GIVEN REQUEST:
Copy out each line in the material below that has the word "name".

-- BEGIN DATA PROVIDED --

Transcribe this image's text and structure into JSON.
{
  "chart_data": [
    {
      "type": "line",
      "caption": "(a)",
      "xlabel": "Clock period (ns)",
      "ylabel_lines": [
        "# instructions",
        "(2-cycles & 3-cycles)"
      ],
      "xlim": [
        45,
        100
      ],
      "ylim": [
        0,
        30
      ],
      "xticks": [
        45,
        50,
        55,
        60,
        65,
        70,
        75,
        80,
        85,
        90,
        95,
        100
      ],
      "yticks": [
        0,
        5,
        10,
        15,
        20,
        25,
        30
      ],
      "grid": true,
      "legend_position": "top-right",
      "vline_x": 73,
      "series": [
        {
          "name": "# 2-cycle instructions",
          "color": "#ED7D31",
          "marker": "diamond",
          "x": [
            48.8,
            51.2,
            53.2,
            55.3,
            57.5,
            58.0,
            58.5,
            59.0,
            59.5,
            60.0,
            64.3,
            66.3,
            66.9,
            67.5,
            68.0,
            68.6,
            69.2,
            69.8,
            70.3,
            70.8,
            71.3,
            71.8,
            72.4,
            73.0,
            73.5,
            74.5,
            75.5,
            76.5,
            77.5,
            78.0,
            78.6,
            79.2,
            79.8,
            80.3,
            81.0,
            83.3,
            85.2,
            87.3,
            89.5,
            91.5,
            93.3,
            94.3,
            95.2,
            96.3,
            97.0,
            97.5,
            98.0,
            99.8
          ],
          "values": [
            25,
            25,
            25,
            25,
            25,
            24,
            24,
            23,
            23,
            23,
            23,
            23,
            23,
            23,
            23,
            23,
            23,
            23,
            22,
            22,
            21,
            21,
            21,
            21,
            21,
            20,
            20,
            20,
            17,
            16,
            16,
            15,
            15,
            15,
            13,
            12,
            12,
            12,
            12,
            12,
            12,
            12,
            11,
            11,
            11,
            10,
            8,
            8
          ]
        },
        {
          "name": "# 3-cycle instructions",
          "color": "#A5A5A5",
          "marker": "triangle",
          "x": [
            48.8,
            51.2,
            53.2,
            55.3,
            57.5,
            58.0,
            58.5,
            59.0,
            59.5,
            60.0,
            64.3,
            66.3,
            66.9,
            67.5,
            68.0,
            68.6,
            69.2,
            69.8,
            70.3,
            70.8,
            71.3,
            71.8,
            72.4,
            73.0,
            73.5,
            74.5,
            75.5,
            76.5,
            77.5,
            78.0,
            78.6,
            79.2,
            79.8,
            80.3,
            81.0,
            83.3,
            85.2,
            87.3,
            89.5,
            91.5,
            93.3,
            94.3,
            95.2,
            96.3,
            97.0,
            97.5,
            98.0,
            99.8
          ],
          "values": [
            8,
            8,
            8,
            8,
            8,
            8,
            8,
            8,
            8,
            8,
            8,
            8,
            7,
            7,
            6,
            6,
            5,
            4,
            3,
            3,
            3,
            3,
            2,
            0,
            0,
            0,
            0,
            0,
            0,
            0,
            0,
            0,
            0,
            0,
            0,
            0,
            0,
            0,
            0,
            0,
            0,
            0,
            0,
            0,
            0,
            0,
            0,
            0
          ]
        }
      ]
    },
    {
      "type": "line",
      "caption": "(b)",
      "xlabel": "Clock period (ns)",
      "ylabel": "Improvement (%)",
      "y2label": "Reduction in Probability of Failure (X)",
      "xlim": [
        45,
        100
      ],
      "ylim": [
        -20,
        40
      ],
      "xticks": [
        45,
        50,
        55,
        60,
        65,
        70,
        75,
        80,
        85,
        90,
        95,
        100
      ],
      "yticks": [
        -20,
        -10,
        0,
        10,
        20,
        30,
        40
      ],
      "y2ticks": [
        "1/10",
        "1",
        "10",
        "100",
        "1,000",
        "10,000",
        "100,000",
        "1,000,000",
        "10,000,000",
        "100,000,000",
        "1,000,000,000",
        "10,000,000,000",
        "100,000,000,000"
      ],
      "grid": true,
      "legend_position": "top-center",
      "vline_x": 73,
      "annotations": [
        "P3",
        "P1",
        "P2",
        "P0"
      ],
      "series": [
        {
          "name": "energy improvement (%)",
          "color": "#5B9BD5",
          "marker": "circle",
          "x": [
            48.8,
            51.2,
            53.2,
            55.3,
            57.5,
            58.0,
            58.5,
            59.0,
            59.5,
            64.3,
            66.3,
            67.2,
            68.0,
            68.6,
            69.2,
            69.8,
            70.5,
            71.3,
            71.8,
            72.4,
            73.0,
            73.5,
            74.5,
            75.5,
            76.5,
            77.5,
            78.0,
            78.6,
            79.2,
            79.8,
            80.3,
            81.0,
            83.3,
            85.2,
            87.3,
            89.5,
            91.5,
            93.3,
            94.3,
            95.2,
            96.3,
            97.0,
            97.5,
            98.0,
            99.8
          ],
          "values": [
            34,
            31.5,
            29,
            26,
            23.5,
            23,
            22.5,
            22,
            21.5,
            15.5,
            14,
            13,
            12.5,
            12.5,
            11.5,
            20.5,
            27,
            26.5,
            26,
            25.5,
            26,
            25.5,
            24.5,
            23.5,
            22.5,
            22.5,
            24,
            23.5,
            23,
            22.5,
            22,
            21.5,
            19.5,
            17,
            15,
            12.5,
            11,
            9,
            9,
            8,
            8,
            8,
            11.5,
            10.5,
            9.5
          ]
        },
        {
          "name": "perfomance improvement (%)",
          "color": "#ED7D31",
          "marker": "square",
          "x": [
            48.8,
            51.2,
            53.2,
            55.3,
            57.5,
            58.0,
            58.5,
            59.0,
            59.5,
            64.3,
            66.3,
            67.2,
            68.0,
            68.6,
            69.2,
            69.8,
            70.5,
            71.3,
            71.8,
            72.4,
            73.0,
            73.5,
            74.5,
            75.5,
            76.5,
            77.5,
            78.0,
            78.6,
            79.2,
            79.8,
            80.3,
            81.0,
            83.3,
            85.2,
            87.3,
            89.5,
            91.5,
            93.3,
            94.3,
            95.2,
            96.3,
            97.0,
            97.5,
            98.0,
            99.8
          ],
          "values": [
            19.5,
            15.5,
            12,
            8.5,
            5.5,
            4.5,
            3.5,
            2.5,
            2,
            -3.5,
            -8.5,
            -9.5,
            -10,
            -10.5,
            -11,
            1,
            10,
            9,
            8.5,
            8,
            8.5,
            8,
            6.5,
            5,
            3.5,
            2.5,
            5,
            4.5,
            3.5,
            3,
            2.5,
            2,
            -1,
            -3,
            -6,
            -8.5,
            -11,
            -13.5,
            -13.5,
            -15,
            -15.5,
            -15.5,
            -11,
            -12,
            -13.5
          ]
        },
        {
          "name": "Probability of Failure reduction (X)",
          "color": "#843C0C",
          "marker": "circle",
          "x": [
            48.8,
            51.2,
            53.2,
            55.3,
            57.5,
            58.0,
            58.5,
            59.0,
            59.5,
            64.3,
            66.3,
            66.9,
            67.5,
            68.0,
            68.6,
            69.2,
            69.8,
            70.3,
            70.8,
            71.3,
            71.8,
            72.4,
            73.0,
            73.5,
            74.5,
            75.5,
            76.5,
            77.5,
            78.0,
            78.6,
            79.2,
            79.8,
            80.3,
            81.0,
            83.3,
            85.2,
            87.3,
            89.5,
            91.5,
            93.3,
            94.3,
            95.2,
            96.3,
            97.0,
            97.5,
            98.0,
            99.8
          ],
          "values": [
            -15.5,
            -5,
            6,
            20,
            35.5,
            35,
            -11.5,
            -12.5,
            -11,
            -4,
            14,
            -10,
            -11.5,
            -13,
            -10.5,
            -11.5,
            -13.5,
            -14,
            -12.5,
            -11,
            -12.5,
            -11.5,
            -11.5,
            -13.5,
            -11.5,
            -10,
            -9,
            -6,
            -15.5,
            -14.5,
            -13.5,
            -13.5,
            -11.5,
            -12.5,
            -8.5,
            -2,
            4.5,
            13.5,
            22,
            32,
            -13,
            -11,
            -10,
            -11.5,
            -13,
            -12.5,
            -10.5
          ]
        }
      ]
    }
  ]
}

-- END DATA PROVIDED --

THE COMPLETED TASK:
          "name": "# 2-cycle instructions",
          "name": "# 3-cycle instructions",
          "name": "energy improvement (%)",
          "name": "perfomance improvement (%)",
          "name": "Probability of Failure reduction (X)",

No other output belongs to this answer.